TASK TO COMPLETE: Return all of the entries word for word, but omit the pictures they contain.
◇ ◇ ◇ ◇ ◇ ◇ ◇
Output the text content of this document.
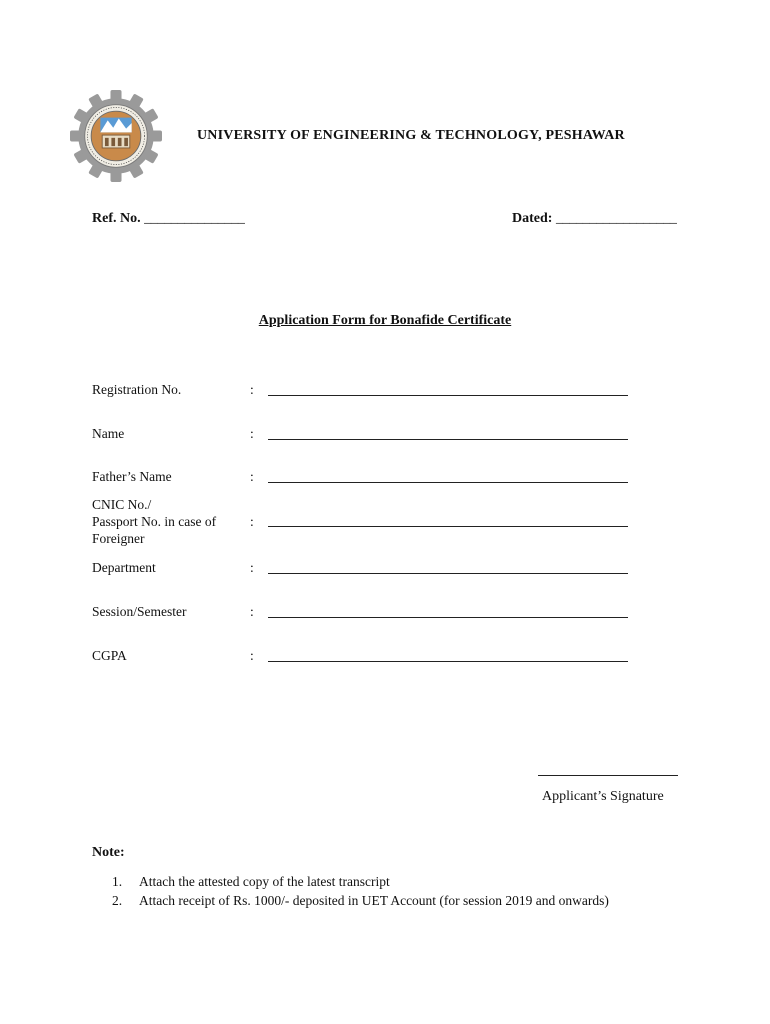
UNIVERSITY OF ENGINEERING & TECHNOLOGY, PESHAWAR
Ref. No. _______________	Dated: __________________
Application Form for Bonafide Certificate
Registration No.	:
Name	:
Father’s Name	:
CNIC No./
Passport No. in case of
Foreigner
:
Department	:
Session/Semester	:
CGPA	:
Applicant’s Signature
Note:
1. Attach the attested copy of the latest transcript
2. Attach receipt of Rs. 1000/- deposited in UET Account (for session 2019 and onwards)
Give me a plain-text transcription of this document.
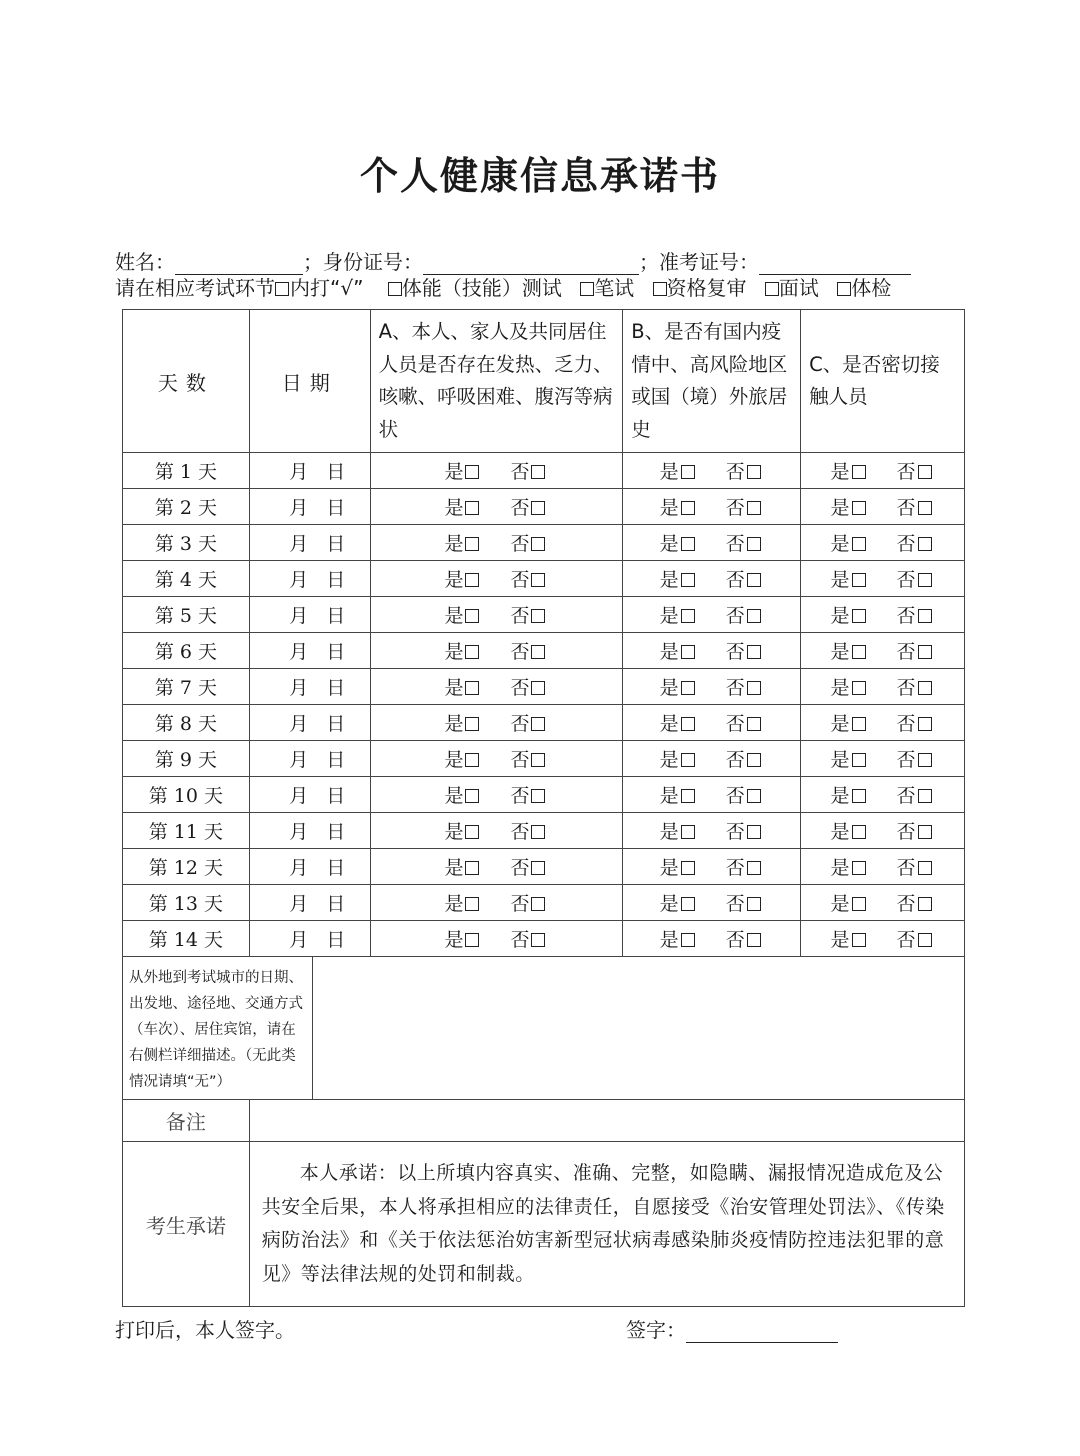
个人健康信息承诺书
姓名：	；身份证号：	；准考证号：
请在相应考试环节 内打“√” 体能（技能）测试 笔试 资格复审 面试 体检
天数	日期		A、本人、家人及共同居住人员是否存在发热、乏力、咳嗽、呼吸困难、腹泻等病状	B、是否有国内疫情中、高风险地区或国（境）外旅居史	C、是否密切接触人员
第 1 天	月	日	是 否	是 否	是 否

第 2 天	月	日	是 否	是 否	是 否

第 3 天	月	日	是 否	是 否	是 否

第 4 天	月	日	是 否	是 否	是 否

第 5 天	月	日	是 否	是 否	是 否

第 6 天	月	日	是 否	是 否	是 否

第 7 天	月	日	是 否	是 否	是 否

第 8 天	月	日	是 否	是 否	是 否

第 9 天	月	日	是 否	是 否	是 否

第 10 天	月	日	是 否	是 否	是 否

第 11 天	月	日	是 否	是 否	是 否

第 12 天	月	日	是 否	是 否	是 否

第 13 天	月	日	是 否	是 否	是 否

第 14 天	月	日	是 否	是 否	是 否

从外地到考试城市的日期、出发地、途径地、交通方式（车次）、居住宾馆，请在右侧栏详细描述。（无此类情况请填“无”）					
备注					
考生承诺	本人承诺：以上所填内容真实、准确、完整，如隐瞒、漏报情况造成危及公共安全后果，本人将承担相应的法律责任，自愿接受《治安管理处罚法》、《传染病防治法》和《关于依法惩治妨害新型冠状病毒感染肺炎疫情防控违法犯罪的意见》等法律法规的处罚和制裁。				
打印后，本人签字。	签字：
◇ ◇ ◇ ◇ ◇ ◇ ◇
SOLUTION FOR THIS EXERCISE:
Output the text content of this document.
UNIVERSITY OF ENGINEERING & TECHNOLOGY, PESHAWAR
Ref. No. _______________	Dated: __________________
Application Form for Bonafide Certificate
Registration No.	:
Name	:
Father’s Name	:
CNIC No./
Passport No. in case of
Foreigner
:
Department	:
Session/Semester	:
CGPA	:
Applicant’s Signature
Note:
1. Attach the attested copy of the latest transcript
2. Attach receipt of Rs. 1000/- deposited in UET Account (for session 2019 and onwards)
Give me a plain-text transcription of this document.
个人健康信息承诺书
姓名：	；身份证号：	；准考证号：
请在相应考试环节 内打“√” 体能（技能）测试 笔试 资格复审 面试 体检
天数	日期		A、本人、家人及共同居住人员是否存在发热、乏力、咳嗽、呼吸困难、腹泻等病状	B、是否有国内疫情中、高风险地区或国（境）外旅居史	C、是否密切接触人员
第 1 天	月	日	是 否	是 否	是 否

第 2 天	月	日	是 否	是 否	是 否

第 3 天	月	日	是 否	是 否	是 否

第 4 天	月	日	是 否	是 否	是 否

第 5 天	月	日	是 否	是 否	是 否

第 6 天	月	日	是 否	是 否	是 否

第 7 天	月	日	是 否	是 否	是 否

第 8 天	月	日	是 否	是 否	是 否

第 9 天	月	日	是 否	是 否	是 否

第 10 天	月	日	是 否	是 否	是 否

第 11 天	月	日	是 否	是 否	是 否

第 12 天	月	日	是 否	是 否	是 否

第 13 天	月	日	是 否	是 否	是 否

第 14 天	月	日	是 否	是 否	是 否

从外地到考试城市的日期、出发地、途径地、交通方式（车次）、居住宾馆，请在右侧栏详细描述。（无此类情况请填“无”）					
备注					
考生承诺	本人承诺：以上所填内容真实、准确、完整，如隐瞒、漏报情况造成危及公共安全后果，本人将承担相应的法律责任，自愿接受《治安管理处罚法》、《传染病防治法》和《关于依法惩治妨害新型冠状病毒感染肺炎疫情防控违法犯罪的意见》等法律法规的处罚和制裁。				
打印后，本人签字。	签字：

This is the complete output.